**Requirement:** Among the records below, find each line that includes the string "JSON" and copy it.
## START Data
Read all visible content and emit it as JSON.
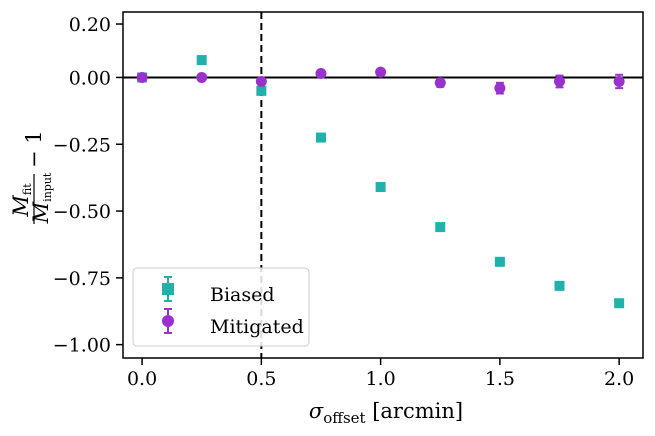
{
  "chart_data": {
    "type": "scatter",
    "title": "",
    "xlabel": {
      "symbol": "σ",
      "subscript": "offset",
      "unit": " [arcmin]"
    },
    "ylabel": {
      "num": "M",
      "num_sub": "fit",
      "den": "M",
      "den_sub": "input",
      "suffix": "− 1"
    },
    "xlim": [
      -0.08,
      2.1
    ],
    "ylim": [
      -1.05,
      0.245
    ],
    "x_ticks": [
      0.0,
      0.5,
      1.0,
      1.5,
      2.0
    ],
    "x_tick_labels": [
      "0.0",
      "0.5",
      "1.0",
      "1.5",
      "2.0"
    ],
    "y_ticks": [
      0.2,
      0.0,
      -0.25,
      -0.5,
      -0.75,
      -1.0
    ],
    "y_tick_labels": [
      "0.20",
      "0.00",
      "−0.25",
      "−0.50",
      "−0.75",
      "−1.00"
    ],
    "reference_lines": {
      "horizontal_y": 0.0,
      "vertical_x": 0.5
    },
    "legend_position": "lower-left",
    "series": [
      {
        "name": "Biased",
        "marker": "square",
        "color": "#20b2aa",
        "x": [
          0.0,
          0.25,
          0.5,
          0.75,
          1.0,
          1.25,
          1.5,
          1.75,
          2.0
        ],
        "y": [
          0.0,
          0.065,
          -0.05,
          -0.225,
          -0.41,
          -0.56,
          -0.69,
          -0.78,
          -0.845
        ],
        "yerr": [
          0.005,
          0.005,
          0.005,
          0.005,
          0.005,
          0.005,
          0.005,
          0.005,
          0.005
        ]
      },
      {
        "name": "Mitigated",
        "marker": "circle",
        "color": "#9932cc",
        "x": [
          0.0,
          0.25,
          0.5,
          0.75,
          1.0,
          1.25,
          1.5,
          1.75,
          2.0
        ],
        "y": [
          0.0,
          0.0,
          -0.015,
          0.015,
          0.02,
          -0.02,
          -0.04,
          -0.015,
          -0.015
        ],
        "yerr": [
          0.005,
          0.005,
          0.008,
          0.008,
          0.01,
          0.015,
          0.02,
          0.022,
          0.025
        ]
      }
    ]
  }
}
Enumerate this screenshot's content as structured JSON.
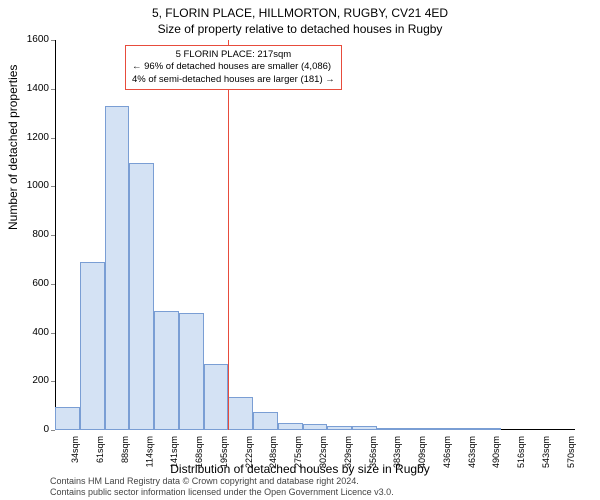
{
  "title_main": "5, FLORIN PLACE, HILLMORTON, RUGBY, CV21 4ED",
  "title_sub": "Size of property relative to detached houses in Rugby",
  "y_axis_label": "Number of detached properties",
  "x_axis_label": "Distribution of detached houses by size in Rugby",
  "footer_line1": "Contains HM Land Registry data © Crown copyright and database right 2024.",
  "footer_line2": "Contains public sector information licensed under the Open Government Licence v3.0.",
  "chart": {
    "type": "histogram",
    "ylim": [
      0,
      1600
    ],
    "ytick_step": 200,
    "x_categories": [
      "34sqm",
      "61sqm",
      "88sqm",
      "114sqm",
      "141sqm",
      "168sqm",
      "195sqm",
      "222sqm",
      "248sqm",
      "275sqm",
      "302sqm",
      "329sqm",
      "356sqm",
      "383sqm",
      "409sqm",
      "436sqm",
      "463sqm",
      "490sqm",
      "516sqm",
      "543sqm",
      "570sqm"
    ],
    "values": [
      95,
      690,
      1330,
      1095,
      490,
      480,
      270,
      135,
      75,
      30,
      25,
      15,
      15,
      10,
      8,
      5,
      10,
      5,
      0,
      0,
      0
    ],
    "bar_fill": "#d4e2f4",
    "bar_border": "#7a9ed4",
    "background": "#ffffff",
    "reference_line_x_index": 7,
    "reference_line_color": "#e74c3c",
    "title_fontsize": 12,
    "label_fontsize": 12,
    "tick_fontsize": 10
  },
  "annotation": {
    "line1": "5 FLORIN PLACE: 217sqm",
    "line2": "← 96% of detached houses are smaller (4,086)",
    "line3": "4% of semi-detached houses are larger (181) →",
    "border_color": "#e74c3c"
  },
  "y_ticks": [
    "0",
    "200",
    "400",
    "600",
    "800",
    "1000",
    "1200",
    "1400",
    "1600"
  ]
}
## END Data
**Result:**
Read all visible content and emit it as JSON.
Enumerate this screenshot's content as structured JSON.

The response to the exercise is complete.